Figure record extracts

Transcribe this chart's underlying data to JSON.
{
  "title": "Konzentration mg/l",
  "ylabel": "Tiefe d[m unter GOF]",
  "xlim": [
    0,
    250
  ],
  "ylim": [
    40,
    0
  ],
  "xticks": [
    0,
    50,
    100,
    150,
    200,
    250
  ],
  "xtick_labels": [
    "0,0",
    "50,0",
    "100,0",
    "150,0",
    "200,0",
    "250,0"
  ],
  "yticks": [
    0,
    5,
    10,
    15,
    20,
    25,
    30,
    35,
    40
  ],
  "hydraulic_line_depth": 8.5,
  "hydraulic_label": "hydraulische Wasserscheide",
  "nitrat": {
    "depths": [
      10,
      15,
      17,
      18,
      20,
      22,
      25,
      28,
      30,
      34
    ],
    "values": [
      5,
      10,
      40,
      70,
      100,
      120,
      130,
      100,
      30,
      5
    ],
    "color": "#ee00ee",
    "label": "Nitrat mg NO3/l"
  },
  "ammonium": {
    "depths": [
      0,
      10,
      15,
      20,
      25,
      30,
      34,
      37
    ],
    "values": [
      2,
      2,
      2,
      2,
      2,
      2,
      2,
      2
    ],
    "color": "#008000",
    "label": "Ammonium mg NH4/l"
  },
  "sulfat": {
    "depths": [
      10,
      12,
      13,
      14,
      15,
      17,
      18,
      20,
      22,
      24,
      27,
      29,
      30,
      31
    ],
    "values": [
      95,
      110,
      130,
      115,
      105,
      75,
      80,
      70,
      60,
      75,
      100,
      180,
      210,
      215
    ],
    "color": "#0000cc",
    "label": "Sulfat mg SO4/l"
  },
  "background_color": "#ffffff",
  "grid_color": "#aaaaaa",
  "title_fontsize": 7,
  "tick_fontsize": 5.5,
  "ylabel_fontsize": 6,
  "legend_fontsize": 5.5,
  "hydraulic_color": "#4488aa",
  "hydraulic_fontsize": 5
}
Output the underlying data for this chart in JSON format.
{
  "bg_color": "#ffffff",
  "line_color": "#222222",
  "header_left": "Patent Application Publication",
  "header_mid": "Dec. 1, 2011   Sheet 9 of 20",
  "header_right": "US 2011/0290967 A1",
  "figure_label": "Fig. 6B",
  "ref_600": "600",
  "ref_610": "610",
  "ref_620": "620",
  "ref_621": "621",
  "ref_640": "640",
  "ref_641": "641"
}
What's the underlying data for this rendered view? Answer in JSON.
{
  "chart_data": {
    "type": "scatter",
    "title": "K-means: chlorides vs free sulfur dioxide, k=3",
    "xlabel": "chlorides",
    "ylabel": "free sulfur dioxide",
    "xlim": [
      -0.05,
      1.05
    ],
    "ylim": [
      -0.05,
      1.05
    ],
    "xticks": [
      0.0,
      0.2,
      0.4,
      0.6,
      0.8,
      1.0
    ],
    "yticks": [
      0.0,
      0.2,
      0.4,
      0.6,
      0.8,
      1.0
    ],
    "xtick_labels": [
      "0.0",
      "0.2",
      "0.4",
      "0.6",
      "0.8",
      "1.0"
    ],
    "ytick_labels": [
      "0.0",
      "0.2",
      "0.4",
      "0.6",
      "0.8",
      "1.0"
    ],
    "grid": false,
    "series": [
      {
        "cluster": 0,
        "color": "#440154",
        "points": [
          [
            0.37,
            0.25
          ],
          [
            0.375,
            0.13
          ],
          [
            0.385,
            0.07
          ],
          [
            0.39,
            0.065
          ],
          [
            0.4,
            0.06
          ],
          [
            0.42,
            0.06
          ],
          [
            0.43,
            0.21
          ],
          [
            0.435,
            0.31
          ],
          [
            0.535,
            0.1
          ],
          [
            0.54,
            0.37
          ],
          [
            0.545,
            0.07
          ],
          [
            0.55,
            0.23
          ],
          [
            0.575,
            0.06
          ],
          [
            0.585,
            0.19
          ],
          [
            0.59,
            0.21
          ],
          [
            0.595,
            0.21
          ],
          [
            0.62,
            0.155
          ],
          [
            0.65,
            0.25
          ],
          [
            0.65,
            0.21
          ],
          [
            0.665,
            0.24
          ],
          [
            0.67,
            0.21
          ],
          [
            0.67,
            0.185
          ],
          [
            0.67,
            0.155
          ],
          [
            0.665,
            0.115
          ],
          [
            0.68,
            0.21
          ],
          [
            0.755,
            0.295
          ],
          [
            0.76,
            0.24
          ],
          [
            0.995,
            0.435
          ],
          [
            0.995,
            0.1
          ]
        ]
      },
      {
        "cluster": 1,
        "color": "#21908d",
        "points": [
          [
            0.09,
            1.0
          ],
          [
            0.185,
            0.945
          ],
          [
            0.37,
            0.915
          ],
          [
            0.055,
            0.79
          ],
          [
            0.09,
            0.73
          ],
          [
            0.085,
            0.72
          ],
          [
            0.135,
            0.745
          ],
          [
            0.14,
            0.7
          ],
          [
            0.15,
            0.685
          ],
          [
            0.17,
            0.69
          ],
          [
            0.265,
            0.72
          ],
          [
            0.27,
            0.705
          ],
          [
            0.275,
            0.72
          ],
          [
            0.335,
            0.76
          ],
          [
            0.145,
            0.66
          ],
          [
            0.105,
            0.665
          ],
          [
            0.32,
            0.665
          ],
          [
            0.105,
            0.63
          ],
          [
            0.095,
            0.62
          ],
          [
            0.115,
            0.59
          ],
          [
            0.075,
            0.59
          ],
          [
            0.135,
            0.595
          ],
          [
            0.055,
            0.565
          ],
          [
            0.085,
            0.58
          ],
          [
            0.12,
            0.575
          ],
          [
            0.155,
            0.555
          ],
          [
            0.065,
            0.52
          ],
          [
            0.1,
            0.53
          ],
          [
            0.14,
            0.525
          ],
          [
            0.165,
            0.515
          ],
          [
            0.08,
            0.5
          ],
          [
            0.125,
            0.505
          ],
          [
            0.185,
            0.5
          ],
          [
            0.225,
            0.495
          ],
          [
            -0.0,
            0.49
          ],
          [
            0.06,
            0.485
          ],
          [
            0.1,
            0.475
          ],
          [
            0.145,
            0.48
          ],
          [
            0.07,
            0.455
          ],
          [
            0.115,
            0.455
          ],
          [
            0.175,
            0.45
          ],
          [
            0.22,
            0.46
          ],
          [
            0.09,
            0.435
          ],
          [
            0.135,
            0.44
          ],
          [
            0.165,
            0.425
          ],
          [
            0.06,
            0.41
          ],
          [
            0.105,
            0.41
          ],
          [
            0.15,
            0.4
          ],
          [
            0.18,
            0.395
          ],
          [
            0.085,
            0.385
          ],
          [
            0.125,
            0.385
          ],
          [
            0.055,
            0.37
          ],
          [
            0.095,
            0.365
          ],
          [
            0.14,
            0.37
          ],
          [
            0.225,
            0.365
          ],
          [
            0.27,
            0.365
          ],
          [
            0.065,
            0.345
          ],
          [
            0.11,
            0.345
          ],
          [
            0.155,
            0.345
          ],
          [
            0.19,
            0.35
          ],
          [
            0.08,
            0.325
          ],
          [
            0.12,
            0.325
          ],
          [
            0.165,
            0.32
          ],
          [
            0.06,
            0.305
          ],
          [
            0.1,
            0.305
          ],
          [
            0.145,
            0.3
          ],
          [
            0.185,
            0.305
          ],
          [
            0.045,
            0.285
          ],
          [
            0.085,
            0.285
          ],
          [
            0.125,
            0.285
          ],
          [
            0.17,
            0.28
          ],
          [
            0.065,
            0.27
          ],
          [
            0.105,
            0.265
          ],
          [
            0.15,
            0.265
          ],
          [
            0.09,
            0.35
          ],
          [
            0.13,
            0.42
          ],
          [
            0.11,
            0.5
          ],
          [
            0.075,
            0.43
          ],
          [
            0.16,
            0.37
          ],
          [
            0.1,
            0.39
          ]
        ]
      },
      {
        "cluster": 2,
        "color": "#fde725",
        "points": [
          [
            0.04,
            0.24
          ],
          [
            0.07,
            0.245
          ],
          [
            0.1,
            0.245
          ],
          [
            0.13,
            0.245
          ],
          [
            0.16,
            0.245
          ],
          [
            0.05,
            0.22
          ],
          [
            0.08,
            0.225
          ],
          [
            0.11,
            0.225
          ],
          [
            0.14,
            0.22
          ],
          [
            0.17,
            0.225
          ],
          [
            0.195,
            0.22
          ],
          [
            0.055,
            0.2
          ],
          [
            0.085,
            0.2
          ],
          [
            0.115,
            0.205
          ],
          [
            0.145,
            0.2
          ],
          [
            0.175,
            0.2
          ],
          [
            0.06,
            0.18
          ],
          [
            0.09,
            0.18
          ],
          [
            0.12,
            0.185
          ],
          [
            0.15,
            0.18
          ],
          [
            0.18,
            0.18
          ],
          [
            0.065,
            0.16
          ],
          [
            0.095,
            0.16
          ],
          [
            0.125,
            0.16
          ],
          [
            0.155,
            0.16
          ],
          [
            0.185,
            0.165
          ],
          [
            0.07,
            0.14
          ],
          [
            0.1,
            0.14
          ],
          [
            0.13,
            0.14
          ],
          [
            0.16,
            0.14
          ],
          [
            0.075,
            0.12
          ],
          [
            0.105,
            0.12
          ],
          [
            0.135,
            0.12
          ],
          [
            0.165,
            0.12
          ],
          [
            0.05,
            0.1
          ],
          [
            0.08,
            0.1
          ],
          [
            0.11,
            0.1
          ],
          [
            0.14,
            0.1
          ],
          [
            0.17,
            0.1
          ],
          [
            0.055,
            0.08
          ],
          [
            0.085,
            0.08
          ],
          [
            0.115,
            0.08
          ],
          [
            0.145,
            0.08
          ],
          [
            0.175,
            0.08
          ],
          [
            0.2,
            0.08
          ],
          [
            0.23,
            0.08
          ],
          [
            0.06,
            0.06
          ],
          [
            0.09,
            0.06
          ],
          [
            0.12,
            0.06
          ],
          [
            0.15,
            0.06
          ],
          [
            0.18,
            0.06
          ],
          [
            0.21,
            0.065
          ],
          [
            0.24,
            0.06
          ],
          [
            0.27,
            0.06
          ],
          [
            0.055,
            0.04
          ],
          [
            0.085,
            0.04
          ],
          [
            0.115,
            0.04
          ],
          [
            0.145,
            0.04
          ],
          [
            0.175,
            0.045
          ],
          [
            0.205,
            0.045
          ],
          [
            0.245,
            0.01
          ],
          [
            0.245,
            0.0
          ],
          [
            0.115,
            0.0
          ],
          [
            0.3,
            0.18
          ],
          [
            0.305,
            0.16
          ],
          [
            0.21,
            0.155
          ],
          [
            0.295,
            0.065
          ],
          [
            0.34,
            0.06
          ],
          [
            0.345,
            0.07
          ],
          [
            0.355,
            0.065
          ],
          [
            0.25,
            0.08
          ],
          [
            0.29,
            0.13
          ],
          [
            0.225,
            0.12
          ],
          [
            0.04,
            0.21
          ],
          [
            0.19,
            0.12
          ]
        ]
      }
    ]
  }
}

__To be done__. Gather each line of the listing that holds the string "underlying".

__Worked solution__.
Transcribe this chart's underlying data to JSON.
Output the underlying data for this chart in JSON format.
What's the underlying data for this rendered view? Answer in JSON.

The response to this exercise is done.